▶ [BRIEF] Search the data below for the string "pressing". Extract every line that contains it.

Data excerpts:
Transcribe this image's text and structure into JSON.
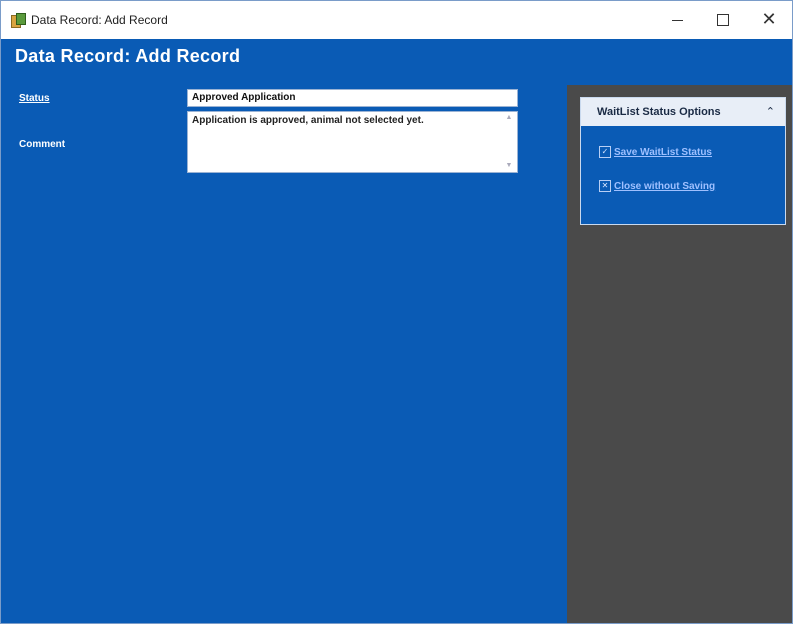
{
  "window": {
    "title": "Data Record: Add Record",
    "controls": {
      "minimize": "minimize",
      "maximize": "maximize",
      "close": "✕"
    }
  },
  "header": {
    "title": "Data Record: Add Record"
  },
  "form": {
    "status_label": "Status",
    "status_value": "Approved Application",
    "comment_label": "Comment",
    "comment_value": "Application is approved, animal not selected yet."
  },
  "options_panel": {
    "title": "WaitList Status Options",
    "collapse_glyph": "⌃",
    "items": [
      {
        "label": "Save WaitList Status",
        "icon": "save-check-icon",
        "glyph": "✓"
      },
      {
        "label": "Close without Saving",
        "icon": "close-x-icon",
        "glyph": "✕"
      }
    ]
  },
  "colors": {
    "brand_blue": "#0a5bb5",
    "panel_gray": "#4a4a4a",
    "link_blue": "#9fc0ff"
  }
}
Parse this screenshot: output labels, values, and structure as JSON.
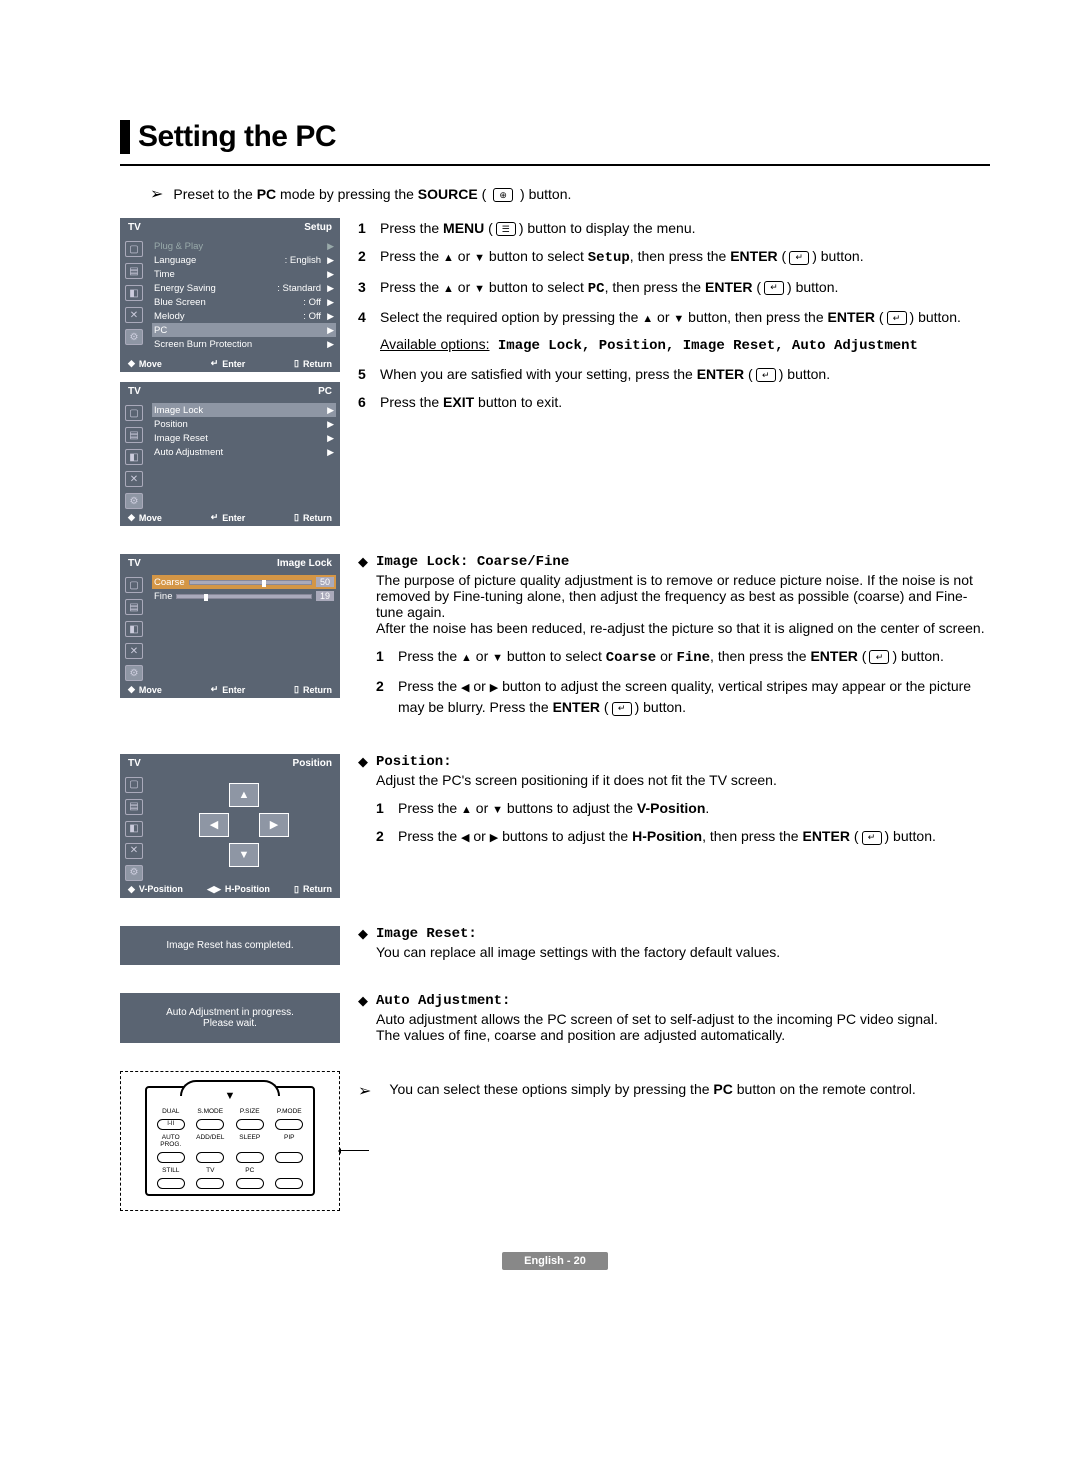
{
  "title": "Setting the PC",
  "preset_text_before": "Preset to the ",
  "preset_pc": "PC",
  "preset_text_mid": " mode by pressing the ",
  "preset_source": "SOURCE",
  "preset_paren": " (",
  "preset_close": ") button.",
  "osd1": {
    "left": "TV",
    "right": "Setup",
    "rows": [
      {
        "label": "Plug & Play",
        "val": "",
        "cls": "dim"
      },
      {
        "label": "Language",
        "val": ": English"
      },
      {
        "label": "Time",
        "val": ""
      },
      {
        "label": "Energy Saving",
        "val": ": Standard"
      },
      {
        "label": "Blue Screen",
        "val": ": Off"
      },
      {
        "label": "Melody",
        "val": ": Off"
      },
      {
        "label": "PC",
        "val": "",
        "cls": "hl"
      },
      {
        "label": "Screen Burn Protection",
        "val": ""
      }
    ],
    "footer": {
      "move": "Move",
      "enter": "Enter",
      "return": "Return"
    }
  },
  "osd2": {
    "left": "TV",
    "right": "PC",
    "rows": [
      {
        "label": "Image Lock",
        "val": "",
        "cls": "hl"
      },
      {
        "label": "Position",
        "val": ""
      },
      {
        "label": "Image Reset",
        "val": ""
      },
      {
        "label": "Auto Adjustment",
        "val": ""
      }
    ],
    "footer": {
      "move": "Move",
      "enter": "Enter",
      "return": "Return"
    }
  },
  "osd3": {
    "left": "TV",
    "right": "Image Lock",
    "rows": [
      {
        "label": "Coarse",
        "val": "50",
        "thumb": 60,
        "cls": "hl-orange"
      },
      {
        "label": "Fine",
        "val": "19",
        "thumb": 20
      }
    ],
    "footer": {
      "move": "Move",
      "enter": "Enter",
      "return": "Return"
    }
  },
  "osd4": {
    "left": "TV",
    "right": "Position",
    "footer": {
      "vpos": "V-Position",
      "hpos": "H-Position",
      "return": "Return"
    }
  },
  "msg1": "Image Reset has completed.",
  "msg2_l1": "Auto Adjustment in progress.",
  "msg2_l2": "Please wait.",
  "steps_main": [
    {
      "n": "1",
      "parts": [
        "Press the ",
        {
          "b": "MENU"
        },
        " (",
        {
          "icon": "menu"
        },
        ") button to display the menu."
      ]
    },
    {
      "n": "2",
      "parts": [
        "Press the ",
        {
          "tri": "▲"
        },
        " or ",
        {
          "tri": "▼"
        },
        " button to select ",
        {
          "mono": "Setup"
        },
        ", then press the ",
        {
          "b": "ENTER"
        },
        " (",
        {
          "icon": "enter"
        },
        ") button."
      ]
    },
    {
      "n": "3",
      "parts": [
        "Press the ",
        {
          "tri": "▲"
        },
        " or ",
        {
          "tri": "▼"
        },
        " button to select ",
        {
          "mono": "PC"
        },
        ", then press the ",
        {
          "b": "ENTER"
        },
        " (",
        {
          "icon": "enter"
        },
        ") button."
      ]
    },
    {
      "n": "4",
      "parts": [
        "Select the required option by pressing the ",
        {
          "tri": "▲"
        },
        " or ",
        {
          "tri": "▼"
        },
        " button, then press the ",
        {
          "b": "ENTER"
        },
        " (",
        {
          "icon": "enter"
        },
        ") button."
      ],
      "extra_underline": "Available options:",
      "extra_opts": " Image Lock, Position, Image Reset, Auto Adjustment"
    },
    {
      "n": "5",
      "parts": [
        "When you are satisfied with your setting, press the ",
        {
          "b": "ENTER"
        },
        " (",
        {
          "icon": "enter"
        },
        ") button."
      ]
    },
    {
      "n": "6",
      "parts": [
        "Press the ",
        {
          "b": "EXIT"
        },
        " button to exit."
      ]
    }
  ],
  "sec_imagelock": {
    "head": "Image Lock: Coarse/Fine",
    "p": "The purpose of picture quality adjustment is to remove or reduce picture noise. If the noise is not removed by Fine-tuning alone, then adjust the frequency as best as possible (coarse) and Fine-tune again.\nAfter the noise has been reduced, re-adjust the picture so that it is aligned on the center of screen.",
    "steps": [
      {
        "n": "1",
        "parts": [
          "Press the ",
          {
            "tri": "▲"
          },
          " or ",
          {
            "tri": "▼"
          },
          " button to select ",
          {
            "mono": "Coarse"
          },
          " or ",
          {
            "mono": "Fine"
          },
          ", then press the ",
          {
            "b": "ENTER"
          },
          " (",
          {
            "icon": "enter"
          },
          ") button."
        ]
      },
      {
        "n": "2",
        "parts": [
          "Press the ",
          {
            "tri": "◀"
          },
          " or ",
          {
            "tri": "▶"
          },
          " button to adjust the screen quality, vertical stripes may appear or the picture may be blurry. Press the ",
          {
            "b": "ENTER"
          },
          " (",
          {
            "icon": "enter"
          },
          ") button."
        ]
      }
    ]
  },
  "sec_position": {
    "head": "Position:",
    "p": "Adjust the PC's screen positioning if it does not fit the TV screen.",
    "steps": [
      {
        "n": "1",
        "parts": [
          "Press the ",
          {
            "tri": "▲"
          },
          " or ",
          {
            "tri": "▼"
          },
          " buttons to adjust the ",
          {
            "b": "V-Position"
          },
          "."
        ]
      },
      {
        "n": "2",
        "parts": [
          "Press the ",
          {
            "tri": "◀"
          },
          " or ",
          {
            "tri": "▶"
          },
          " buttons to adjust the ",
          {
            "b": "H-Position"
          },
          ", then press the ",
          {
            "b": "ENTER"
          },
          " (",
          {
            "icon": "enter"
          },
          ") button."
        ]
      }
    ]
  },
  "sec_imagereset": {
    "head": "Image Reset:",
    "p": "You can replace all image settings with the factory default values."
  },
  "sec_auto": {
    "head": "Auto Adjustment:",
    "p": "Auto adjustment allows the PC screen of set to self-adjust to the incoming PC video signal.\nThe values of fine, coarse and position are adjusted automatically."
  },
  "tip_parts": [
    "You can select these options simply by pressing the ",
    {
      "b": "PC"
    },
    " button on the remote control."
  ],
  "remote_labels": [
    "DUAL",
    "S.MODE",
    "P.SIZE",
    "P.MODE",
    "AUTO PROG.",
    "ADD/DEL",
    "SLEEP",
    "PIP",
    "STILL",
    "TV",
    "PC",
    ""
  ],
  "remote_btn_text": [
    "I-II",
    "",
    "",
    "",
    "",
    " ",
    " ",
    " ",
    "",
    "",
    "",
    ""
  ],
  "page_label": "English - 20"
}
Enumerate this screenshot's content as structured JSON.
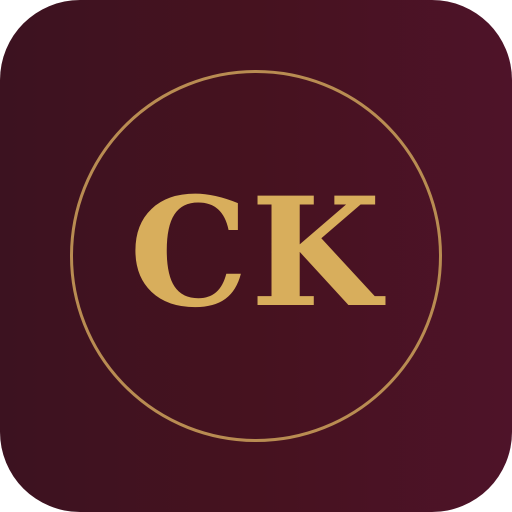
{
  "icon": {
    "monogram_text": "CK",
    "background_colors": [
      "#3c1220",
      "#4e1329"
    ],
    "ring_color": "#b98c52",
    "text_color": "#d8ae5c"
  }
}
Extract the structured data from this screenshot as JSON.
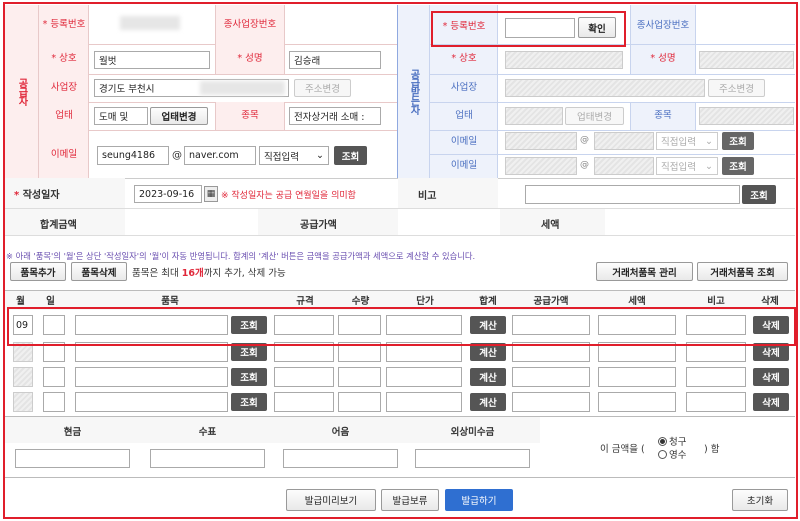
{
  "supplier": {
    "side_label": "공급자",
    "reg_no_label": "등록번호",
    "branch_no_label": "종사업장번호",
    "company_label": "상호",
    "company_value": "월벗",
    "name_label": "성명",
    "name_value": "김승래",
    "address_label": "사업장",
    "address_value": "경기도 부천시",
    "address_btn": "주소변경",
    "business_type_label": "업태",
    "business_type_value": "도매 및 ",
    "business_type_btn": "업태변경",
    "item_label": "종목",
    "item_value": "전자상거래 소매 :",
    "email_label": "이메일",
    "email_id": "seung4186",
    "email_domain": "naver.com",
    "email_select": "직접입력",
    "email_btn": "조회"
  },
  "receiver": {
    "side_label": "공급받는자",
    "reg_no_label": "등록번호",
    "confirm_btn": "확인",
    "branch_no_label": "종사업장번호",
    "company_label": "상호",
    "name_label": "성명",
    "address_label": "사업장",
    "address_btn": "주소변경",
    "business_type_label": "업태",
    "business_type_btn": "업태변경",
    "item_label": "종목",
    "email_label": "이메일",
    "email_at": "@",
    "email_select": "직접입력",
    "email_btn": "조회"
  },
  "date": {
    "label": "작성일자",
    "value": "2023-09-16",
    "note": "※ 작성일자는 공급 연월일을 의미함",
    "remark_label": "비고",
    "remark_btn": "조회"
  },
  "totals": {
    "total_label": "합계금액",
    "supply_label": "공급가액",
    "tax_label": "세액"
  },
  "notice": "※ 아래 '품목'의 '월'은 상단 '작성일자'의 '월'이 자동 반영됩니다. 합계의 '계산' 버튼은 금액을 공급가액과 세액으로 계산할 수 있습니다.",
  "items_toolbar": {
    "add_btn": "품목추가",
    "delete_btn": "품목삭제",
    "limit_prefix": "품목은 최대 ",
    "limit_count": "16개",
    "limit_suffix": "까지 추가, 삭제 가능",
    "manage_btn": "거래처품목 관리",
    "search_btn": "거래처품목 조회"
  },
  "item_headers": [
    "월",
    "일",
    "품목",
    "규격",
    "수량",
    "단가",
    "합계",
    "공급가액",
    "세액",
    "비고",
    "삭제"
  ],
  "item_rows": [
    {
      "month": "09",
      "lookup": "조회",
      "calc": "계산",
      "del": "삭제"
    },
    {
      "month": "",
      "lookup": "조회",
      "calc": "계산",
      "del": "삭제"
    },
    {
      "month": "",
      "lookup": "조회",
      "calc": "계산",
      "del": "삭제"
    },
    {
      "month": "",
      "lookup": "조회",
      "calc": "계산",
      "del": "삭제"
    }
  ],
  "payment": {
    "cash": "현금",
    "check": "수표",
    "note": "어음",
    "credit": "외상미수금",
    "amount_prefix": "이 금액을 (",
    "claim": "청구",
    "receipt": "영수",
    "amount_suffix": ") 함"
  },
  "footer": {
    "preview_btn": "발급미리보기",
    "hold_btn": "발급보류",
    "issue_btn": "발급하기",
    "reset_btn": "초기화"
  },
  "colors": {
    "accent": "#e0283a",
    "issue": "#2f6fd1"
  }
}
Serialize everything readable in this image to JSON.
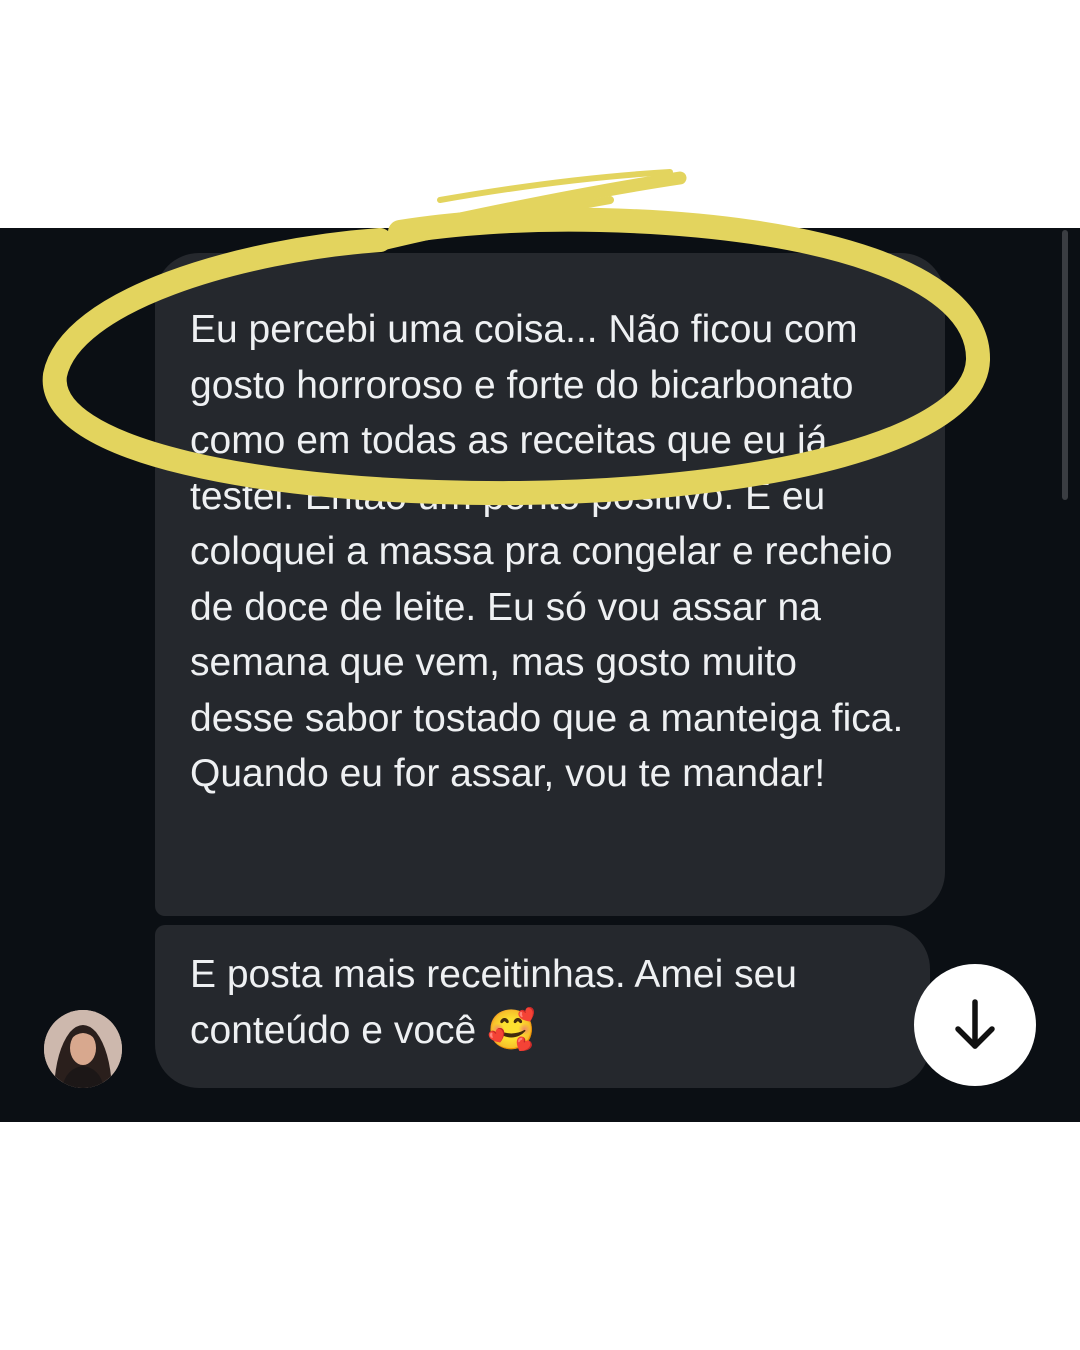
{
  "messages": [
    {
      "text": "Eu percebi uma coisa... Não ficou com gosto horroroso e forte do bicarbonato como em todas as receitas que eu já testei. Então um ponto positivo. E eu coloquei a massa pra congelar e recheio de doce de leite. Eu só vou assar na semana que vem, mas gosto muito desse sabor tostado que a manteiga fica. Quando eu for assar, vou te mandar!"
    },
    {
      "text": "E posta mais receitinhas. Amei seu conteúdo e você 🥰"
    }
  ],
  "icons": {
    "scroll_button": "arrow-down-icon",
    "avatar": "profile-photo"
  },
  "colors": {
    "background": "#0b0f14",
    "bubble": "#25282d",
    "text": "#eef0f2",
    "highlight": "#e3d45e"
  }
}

▶ [RESULT OF THE TASK]
  "preset_text_mid": " mode by pressing the ",
        "Select the required option by pressing the ",
    "You can select these options simply by pressing the ",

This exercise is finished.